As I stated above, it starts with radicals. Once radicals have reached guru status the program will give you actual Kanji that use the radicals you've learned. These Kanji will have the meanings and THE MOST COMMON PRONUNCIATION. Be warned with this. You're not necessarily learning the Kun'yomi or On'yomi pronunciation. You're learning the most common. At this stage, that's probably for the best. Japanese people never really think about On'yomi or Kun'yomi. They just know how a kanji is pronounced when they see it. You will too. Don't worry. After you get the Kanji to guru status, WaniKani will give you vocabulary. This is where you start learning the other pronunciations and they'll just kind of naturally click. If you want to learn more about how On'yomi and Kun'yomi work you can give it a quick google. The simple way of explaining it, though, is simply that if it's a word made of multiple kanji then you'll use one pronunciation. If it uses basic kana in it you'll use the other.
You don't have to learn the vocabulary to level up, but it's helpful. Once you guru the radicals and kanji of that level, WaniKani will bring you to the next level and let you begin learning the radicals and kanji of that level while you pick off the vocabulary that you've gained from previous levels. WaniKani starts off slow. Painfully slow. I was starting to wonder if a method so slow was just a waste of my time. After you reach level 2, though, you'll see the true speed of WaniKani. If you keep up wth it, you'll get a day off here and there, but I'm sure once I reach the later levels those days off are going to disappear.

What the exercise asks:
Copy the WaniKani text word for word from "You don't have" up to and including "going to disappear.". The lines that follow the text are not needed for any of this.

Listed entries:
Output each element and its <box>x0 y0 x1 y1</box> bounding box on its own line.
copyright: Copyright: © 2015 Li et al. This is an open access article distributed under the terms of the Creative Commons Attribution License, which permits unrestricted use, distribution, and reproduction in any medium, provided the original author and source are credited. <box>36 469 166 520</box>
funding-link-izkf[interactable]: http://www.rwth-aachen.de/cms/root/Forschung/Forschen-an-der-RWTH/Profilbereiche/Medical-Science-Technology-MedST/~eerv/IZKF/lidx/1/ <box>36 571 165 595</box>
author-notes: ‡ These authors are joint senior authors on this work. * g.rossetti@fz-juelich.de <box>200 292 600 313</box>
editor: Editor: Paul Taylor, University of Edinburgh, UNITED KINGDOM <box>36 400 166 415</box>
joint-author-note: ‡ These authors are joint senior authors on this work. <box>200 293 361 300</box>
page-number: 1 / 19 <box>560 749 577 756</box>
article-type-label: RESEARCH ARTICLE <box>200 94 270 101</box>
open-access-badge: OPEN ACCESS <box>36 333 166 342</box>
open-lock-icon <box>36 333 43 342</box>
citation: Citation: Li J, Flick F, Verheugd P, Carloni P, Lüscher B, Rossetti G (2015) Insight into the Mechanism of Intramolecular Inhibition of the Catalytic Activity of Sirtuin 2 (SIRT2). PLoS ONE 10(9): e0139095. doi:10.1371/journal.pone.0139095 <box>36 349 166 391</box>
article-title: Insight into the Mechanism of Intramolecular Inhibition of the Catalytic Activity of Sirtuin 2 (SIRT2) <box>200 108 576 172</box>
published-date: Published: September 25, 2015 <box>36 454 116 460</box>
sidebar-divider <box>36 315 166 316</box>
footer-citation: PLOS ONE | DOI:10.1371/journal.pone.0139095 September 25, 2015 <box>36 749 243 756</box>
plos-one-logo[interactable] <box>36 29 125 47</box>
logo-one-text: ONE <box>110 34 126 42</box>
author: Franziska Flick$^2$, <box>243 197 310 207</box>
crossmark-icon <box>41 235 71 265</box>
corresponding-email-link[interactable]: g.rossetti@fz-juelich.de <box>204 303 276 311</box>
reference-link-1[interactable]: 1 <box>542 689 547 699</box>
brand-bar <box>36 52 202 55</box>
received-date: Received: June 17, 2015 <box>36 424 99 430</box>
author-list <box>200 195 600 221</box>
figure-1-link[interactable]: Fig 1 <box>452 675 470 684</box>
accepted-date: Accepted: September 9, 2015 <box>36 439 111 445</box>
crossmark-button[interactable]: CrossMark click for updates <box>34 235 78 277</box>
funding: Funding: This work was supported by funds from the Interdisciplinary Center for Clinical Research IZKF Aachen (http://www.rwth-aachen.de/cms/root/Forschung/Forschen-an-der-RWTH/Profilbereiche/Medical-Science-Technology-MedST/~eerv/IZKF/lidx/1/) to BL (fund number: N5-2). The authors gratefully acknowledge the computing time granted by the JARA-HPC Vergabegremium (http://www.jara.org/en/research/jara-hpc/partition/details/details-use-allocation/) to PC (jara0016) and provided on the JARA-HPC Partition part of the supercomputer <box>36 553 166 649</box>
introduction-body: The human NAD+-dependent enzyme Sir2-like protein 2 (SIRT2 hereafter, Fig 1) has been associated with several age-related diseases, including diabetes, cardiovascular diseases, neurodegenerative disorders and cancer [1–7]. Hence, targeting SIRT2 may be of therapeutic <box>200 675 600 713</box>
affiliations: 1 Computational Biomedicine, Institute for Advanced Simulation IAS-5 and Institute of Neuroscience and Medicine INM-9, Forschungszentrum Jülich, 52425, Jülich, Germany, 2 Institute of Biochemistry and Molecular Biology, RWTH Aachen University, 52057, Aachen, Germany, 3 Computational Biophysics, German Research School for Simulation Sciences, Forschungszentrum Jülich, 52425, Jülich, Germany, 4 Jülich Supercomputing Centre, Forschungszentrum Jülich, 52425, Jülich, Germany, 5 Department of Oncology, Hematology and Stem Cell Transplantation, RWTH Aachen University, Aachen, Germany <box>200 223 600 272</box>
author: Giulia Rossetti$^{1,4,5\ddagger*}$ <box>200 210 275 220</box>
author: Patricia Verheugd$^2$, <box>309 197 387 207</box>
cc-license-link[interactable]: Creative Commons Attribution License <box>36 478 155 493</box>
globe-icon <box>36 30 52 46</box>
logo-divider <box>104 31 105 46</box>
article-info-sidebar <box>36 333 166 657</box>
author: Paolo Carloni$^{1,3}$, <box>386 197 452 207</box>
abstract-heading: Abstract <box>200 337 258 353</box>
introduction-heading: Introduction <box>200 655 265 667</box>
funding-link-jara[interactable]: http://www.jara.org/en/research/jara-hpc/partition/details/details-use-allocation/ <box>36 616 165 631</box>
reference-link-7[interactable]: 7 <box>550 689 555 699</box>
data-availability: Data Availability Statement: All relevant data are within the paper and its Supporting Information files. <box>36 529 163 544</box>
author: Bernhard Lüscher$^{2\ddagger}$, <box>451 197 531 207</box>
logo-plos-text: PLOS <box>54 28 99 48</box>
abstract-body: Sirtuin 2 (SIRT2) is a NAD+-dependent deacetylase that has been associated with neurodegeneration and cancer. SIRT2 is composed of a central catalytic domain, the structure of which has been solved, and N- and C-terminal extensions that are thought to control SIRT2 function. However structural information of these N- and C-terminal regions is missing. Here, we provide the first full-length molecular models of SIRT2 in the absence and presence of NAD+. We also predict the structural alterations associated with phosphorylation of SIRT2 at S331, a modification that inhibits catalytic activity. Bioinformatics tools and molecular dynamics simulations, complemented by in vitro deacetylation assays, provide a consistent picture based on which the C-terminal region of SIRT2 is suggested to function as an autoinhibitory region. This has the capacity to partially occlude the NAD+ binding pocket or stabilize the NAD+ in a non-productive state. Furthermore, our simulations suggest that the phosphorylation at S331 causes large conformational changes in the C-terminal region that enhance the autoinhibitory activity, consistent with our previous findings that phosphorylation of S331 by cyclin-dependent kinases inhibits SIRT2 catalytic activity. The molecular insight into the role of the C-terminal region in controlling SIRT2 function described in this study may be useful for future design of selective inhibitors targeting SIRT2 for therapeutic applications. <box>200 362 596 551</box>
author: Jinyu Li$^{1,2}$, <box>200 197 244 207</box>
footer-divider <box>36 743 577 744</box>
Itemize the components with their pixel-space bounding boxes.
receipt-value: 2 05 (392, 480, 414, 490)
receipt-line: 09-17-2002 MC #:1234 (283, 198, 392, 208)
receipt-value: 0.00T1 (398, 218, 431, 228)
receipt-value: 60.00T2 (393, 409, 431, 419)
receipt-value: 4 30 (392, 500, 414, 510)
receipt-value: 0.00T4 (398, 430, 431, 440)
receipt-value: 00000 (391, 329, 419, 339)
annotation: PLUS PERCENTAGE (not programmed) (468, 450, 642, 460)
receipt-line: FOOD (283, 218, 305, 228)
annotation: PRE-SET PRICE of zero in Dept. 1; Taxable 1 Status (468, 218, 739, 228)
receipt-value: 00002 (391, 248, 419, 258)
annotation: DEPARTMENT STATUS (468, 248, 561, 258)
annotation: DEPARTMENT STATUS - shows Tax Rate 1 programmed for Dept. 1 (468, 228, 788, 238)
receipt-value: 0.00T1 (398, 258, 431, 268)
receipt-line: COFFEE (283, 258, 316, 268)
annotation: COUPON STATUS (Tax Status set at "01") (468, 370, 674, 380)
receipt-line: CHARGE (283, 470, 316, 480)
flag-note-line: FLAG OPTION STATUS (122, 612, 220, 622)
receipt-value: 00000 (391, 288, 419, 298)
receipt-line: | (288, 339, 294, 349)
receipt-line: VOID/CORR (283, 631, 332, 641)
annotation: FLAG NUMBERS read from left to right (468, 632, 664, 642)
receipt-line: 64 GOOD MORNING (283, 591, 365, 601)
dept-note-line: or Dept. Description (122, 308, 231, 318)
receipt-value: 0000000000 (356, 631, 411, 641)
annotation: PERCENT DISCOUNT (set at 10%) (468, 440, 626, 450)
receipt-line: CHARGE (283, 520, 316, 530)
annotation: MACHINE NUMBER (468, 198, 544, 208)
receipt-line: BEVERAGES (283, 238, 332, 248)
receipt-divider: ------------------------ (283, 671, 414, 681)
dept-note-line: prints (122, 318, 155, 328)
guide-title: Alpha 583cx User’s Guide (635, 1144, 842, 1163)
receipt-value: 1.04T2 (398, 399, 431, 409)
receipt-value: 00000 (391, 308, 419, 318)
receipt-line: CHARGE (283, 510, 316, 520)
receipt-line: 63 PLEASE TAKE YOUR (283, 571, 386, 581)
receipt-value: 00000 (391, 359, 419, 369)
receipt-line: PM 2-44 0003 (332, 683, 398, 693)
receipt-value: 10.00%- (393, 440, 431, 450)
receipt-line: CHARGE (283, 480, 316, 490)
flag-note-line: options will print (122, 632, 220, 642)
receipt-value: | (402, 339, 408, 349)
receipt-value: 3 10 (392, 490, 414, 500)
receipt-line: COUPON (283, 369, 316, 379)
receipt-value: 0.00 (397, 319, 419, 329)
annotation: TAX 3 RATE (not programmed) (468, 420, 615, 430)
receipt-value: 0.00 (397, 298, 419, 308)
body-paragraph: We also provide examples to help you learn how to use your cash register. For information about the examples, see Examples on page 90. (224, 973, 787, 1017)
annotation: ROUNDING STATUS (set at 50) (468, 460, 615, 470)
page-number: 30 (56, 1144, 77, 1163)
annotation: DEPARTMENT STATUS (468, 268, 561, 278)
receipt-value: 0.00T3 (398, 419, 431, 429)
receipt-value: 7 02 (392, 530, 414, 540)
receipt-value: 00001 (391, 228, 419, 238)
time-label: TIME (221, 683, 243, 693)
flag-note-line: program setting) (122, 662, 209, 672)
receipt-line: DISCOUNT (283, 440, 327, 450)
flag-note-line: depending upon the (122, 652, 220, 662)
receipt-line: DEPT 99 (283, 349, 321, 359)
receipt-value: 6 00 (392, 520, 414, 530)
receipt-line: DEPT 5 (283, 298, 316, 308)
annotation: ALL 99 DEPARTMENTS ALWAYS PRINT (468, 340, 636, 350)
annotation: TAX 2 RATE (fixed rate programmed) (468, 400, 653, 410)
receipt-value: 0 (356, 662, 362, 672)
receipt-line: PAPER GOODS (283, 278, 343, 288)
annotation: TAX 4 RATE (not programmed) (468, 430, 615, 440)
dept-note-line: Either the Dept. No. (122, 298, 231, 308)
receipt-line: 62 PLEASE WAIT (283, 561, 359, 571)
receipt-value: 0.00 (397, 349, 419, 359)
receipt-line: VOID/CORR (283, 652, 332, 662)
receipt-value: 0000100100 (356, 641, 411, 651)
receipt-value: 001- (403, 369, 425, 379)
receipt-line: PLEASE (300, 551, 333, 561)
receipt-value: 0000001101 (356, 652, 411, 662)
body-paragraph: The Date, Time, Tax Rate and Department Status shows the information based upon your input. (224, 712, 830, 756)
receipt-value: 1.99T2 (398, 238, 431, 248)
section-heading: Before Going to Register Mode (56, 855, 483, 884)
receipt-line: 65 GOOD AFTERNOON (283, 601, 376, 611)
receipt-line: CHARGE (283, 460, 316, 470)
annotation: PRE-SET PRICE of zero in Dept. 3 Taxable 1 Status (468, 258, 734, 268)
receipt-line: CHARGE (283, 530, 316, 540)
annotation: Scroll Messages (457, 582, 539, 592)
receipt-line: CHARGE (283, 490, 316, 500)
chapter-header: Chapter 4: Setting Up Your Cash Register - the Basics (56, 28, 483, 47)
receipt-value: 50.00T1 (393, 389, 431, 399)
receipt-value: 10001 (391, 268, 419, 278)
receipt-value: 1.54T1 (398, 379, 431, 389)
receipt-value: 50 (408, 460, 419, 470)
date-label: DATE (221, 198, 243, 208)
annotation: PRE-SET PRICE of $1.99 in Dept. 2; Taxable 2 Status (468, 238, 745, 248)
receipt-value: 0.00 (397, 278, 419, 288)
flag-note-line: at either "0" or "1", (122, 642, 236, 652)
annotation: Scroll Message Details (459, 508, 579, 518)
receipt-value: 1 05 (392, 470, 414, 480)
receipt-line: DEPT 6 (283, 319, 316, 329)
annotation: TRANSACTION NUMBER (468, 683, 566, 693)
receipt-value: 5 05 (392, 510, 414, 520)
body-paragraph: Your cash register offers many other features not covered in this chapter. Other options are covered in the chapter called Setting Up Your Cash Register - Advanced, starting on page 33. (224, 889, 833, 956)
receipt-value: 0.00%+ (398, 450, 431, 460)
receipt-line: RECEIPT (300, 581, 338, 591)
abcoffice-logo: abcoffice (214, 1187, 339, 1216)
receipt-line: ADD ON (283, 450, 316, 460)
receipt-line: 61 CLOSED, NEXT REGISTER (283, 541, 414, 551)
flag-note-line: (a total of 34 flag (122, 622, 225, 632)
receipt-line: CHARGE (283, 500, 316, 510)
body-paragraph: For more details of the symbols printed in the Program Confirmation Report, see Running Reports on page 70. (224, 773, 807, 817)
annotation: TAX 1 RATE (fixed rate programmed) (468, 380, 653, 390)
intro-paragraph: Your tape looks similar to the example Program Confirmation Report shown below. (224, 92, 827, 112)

Task response:
You don't have to learn the vocabulary to level up, but it's helpful. Once you guru the radicals and kanji of that level, WaniKani will bring you to the next level and let you begin learning the radicals and kanji of that level while you pick off the vocabulary that you've gained from previous levels. WaniKani starts off slow. Painfully slow. I was starting to wonder if a method so slow was just a waste of my time. After you reach level 2, though, you'll see the true speed of WaniKani. If you keep up wth it, you'll get a day off here and there, but I'm sure once I reach the later levels those days off are going to disappear.